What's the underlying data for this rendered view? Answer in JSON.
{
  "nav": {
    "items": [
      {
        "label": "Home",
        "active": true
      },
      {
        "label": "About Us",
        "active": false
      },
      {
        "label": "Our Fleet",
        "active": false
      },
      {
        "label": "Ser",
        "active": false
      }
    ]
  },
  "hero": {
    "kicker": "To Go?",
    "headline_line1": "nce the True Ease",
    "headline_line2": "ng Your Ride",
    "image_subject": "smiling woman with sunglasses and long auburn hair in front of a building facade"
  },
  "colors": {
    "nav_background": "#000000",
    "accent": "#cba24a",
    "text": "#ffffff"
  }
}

-.-.-

__EXERCISE__: Retype the material in full. Each word must match.

__THE ANSWER__:
What's the underlying data for this rendered view? Answer in JSON.
{
  "nav": {
    "items": [
      {
        "label": "Home",
        "active": true
      },
      {
        "label": "About Us",
        "active": false
      },
      {
        "label": "Our Fleet",
        "active": false
      },
      {
        "label": "Ser",
        "active": false
      }
    ]
  },
  "hero": {
    "kicker": "To Go?",
    "headline_line1": "nce the True Ease",
    "headline_line2": "ng Your Ride",
    "image_subject": "smiling woman with sunglasses and long auburn hair in front of a building facade"
  },
  "colors": {
    "nav_background": "#000000",
    "accent": "#cba24a",
    "text": "#ffffff"
  }
}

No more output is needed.